**Exercise goal**. Locate each line below that includes "JSON" and reproduce it.

* begin *

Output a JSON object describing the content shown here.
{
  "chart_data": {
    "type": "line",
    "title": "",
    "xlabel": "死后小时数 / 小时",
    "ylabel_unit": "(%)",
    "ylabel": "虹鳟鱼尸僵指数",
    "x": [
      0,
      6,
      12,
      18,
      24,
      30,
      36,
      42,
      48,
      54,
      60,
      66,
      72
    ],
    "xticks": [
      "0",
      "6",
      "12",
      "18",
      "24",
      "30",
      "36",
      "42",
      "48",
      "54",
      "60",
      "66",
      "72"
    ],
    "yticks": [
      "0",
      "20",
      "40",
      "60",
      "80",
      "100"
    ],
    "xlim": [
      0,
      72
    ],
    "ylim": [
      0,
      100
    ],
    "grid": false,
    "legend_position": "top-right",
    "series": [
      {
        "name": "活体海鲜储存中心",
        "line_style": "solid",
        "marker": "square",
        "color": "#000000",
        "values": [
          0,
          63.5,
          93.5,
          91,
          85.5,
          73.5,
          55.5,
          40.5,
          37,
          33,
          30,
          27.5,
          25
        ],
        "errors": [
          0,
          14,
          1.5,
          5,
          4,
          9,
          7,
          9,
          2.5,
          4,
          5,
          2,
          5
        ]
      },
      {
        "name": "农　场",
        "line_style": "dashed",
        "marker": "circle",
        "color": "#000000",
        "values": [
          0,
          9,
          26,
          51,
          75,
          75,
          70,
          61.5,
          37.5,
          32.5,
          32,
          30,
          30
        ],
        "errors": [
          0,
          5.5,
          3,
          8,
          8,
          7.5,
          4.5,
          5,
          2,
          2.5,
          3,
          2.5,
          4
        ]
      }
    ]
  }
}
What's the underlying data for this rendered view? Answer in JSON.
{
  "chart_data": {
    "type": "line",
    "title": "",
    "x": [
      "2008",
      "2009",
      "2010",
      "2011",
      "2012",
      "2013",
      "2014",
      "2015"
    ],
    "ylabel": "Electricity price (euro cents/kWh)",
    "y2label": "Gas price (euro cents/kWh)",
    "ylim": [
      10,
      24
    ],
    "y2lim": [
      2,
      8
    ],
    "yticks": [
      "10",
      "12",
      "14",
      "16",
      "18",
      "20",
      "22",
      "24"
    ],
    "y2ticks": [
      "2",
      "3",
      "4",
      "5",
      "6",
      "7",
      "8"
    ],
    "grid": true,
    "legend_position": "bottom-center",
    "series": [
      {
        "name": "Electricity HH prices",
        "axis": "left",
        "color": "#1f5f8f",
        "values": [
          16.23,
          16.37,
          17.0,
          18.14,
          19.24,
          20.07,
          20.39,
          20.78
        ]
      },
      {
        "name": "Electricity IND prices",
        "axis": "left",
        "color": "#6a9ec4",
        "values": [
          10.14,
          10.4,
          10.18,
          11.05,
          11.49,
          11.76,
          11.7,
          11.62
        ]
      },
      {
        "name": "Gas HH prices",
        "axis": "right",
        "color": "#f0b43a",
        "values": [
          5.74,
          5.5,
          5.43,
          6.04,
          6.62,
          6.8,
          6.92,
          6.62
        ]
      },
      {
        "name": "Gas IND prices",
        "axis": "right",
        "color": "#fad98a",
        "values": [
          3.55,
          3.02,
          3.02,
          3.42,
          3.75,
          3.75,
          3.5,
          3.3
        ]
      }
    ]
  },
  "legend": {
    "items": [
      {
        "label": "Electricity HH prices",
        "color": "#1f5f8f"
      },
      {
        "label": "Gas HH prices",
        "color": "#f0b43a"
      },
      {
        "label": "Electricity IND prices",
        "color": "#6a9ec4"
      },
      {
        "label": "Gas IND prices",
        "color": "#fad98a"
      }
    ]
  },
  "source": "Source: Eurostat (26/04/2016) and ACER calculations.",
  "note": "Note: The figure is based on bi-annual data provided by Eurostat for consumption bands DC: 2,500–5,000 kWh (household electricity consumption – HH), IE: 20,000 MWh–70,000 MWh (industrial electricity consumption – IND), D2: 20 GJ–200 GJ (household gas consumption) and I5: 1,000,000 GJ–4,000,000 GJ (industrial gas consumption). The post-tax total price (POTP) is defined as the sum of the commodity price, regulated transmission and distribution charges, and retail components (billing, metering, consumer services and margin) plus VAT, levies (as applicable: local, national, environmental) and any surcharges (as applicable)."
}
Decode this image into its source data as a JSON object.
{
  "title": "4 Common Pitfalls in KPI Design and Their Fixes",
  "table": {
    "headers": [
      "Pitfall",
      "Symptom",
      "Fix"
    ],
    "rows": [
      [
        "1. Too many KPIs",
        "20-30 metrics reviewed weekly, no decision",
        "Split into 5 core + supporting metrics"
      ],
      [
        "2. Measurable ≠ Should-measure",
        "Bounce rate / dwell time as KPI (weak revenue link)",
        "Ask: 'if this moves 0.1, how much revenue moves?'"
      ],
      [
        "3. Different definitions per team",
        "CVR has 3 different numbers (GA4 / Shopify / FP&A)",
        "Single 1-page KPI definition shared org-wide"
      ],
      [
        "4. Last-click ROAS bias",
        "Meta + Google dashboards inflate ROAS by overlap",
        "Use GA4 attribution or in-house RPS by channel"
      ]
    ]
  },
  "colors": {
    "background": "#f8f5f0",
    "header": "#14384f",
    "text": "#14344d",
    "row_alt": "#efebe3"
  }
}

* end *

**Answer**.
Output a JSON object describing the content shown here.
What's the underlying data for this rendered view? Answer in JSON.
Decode this image into its source data as a JSON object.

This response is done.